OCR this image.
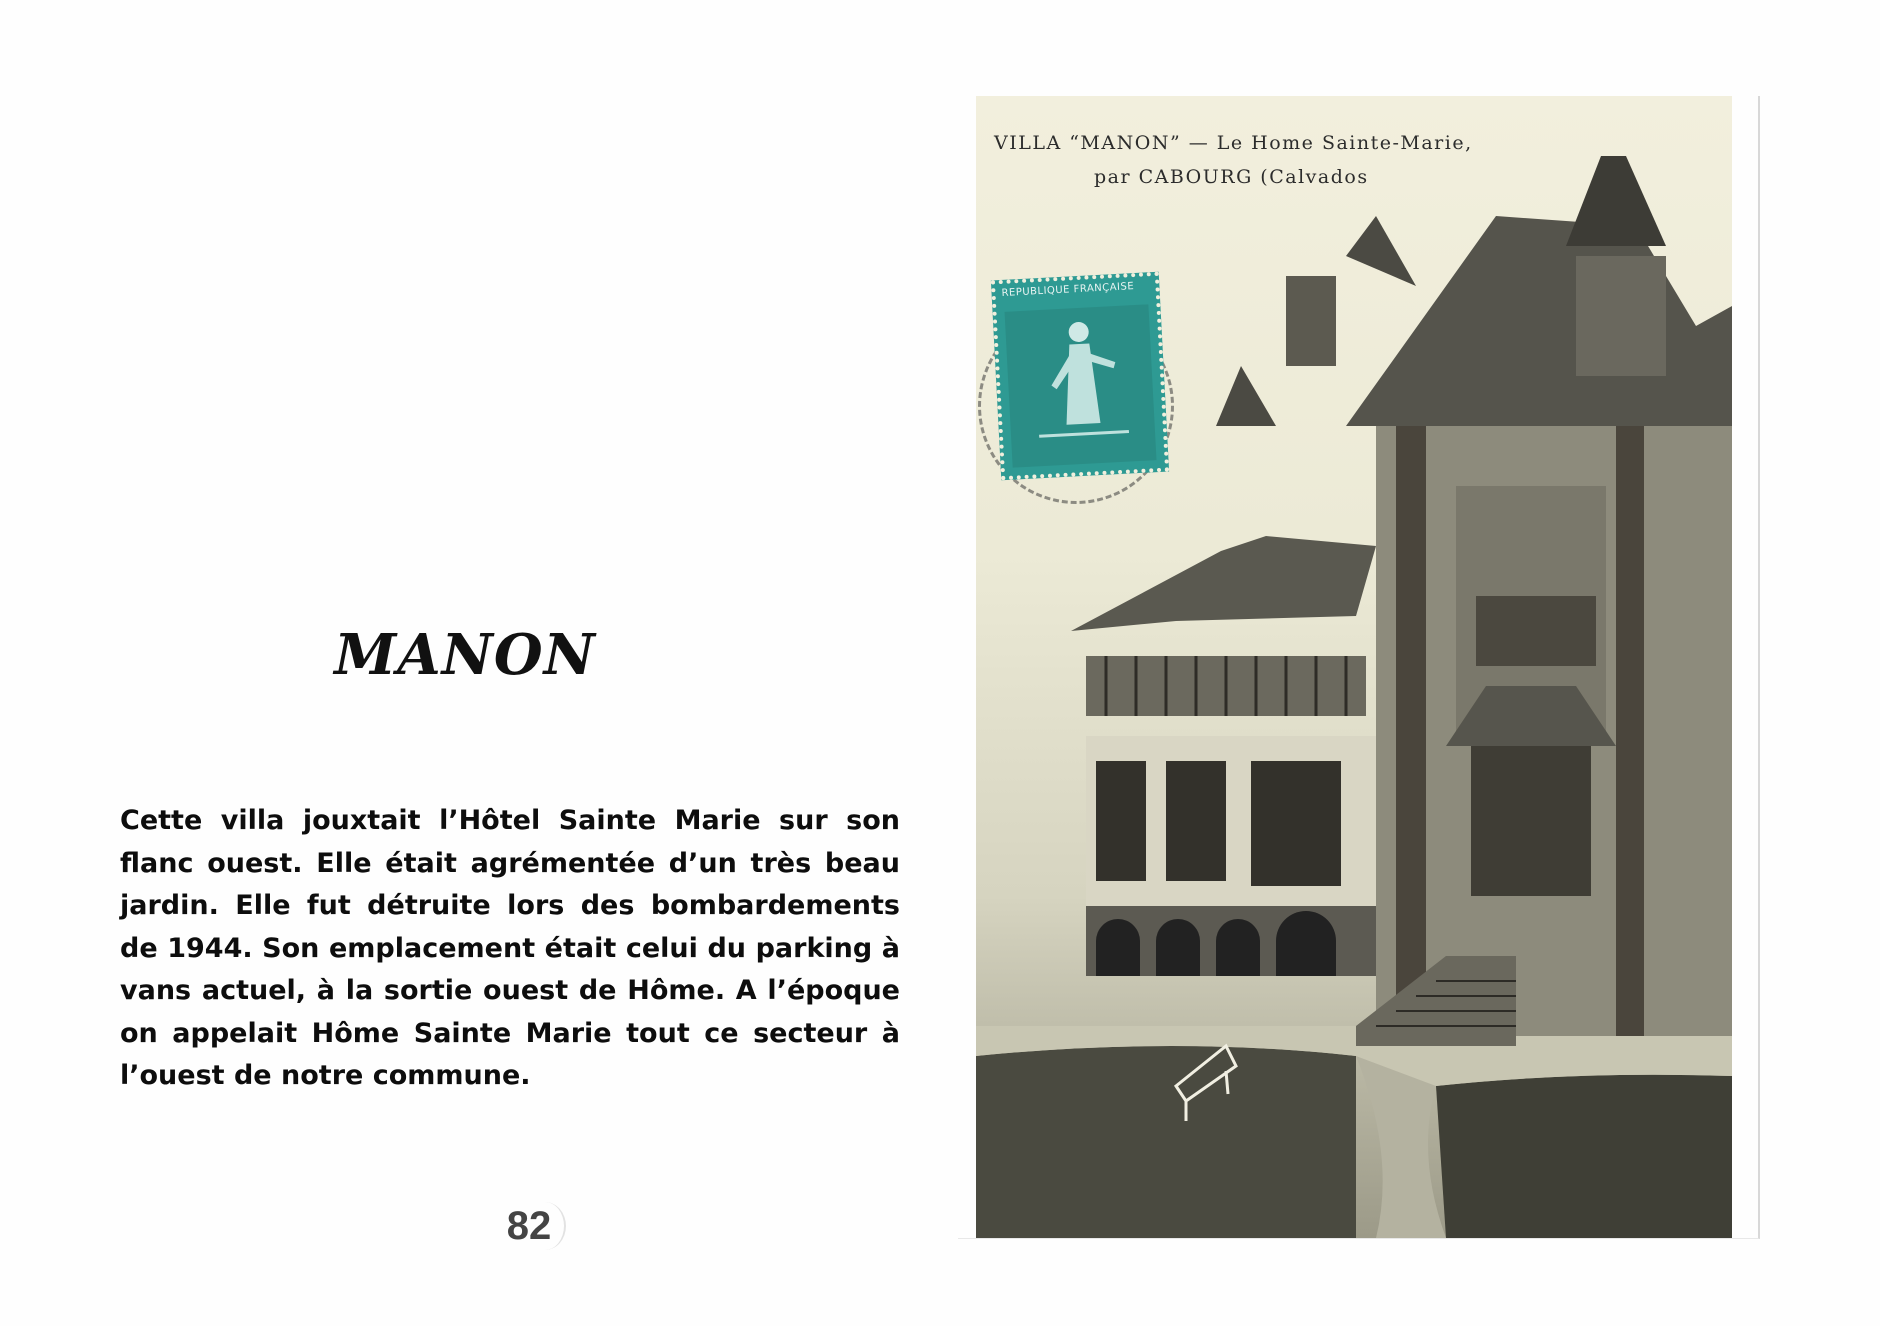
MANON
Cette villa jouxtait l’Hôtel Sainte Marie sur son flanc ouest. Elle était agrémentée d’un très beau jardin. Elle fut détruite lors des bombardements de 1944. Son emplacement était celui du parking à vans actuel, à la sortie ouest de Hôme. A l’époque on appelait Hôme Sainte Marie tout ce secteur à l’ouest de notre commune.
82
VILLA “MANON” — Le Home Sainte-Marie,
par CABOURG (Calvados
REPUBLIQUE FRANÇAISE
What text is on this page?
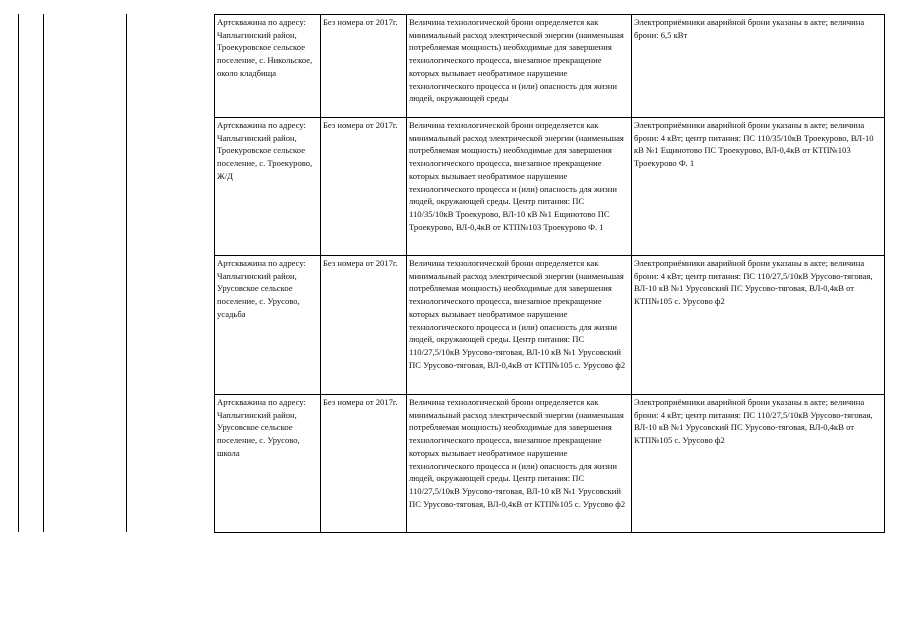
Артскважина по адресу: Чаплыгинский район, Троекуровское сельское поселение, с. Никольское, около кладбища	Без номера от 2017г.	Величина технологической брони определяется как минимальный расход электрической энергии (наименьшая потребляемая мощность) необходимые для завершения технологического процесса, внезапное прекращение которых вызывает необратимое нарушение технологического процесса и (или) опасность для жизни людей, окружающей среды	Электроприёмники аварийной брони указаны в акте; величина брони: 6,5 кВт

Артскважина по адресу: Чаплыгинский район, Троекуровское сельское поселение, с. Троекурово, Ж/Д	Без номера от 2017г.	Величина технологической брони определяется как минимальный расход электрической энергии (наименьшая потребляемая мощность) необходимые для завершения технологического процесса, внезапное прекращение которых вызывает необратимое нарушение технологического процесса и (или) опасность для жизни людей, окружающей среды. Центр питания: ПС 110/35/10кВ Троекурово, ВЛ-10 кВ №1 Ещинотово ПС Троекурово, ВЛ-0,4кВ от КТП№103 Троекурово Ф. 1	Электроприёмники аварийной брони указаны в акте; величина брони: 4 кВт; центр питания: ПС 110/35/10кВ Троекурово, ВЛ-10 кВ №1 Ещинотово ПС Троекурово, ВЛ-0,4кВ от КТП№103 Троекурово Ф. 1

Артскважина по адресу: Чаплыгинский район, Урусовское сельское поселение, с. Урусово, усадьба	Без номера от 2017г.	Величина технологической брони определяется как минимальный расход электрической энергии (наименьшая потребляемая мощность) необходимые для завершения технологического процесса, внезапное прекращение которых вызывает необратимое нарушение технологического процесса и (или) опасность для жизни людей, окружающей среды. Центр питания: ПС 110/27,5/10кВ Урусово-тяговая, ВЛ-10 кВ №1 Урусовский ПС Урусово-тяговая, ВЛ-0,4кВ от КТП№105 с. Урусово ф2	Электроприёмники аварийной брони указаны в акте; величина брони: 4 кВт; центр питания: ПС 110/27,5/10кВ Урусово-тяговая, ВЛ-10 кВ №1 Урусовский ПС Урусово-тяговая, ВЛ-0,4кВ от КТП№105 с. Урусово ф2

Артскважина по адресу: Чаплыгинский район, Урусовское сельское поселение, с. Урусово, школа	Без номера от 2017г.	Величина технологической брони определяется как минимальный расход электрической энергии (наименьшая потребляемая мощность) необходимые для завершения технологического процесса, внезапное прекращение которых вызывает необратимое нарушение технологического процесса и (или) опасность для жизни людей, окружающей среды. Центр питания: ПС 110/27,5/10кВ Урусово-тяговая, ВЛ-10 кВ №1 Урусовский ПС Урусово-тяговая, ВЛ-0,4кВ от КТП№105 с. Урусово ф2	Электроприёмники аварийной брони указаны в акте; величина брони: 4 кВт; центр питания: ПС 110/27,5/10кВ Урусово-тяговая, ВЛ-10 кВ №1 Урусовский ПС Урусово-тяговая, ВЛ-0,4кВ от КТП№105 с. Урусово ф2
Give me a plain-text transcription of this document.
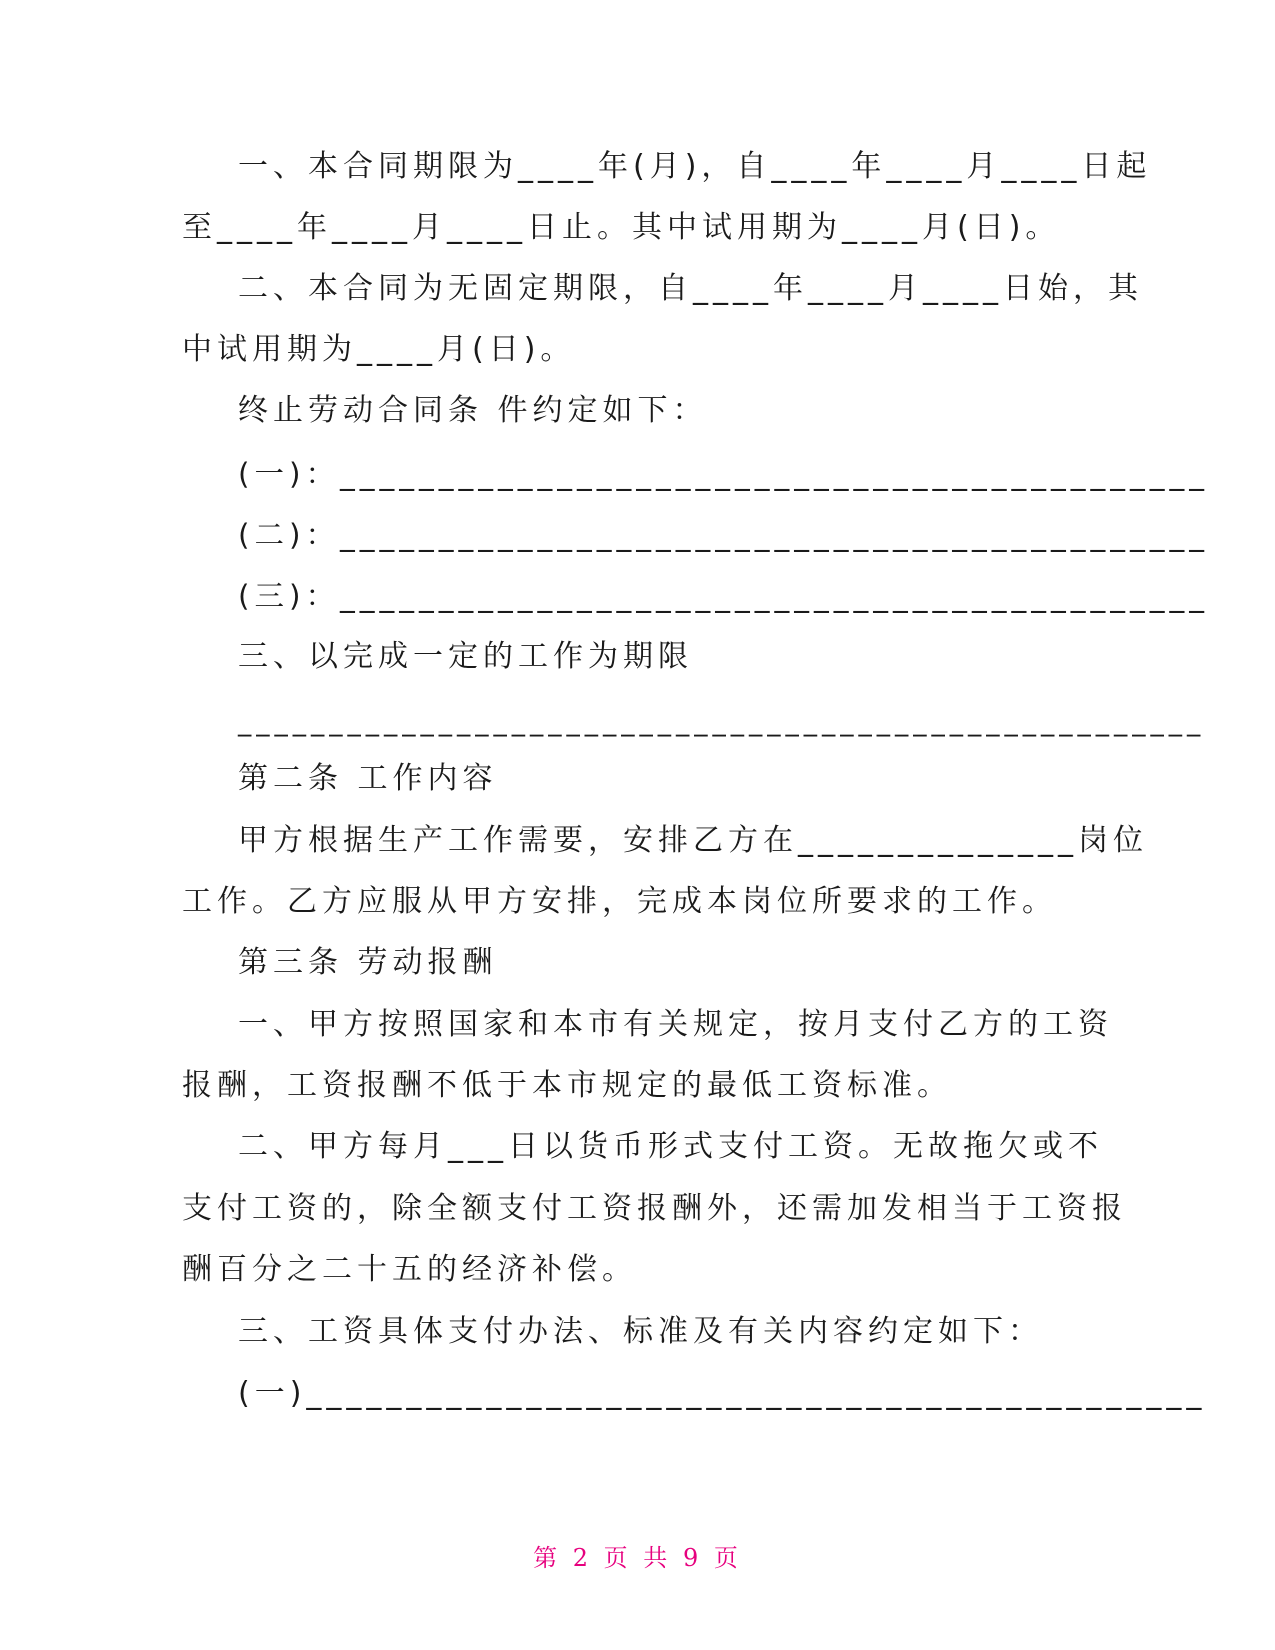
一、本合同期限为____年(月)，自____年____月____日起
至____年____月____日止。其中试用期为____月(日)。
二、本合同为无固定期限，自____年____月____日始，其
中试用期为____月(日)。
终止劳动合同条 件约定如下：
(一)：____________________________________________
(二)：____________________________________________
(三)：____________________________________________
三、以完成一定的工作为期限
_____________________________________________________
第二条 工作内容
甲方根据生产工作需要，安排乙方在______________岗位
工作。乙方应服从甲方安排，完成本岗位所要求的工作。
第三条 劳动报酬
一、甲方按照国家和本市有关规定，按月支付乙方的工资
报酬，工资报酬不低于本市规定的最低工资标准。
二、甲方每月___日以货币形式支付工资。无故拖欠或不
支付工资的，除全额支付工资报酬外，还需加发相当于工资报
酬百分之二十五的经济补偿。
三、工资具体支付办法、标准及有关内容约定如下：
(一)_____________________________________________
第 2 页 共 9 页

> EXERCISE GOAL
Pull out every line of the records above that contains the word "this".

> OUTPUT
OCR this image.
What text is on this page?
Give me a plain-text transcription of this document.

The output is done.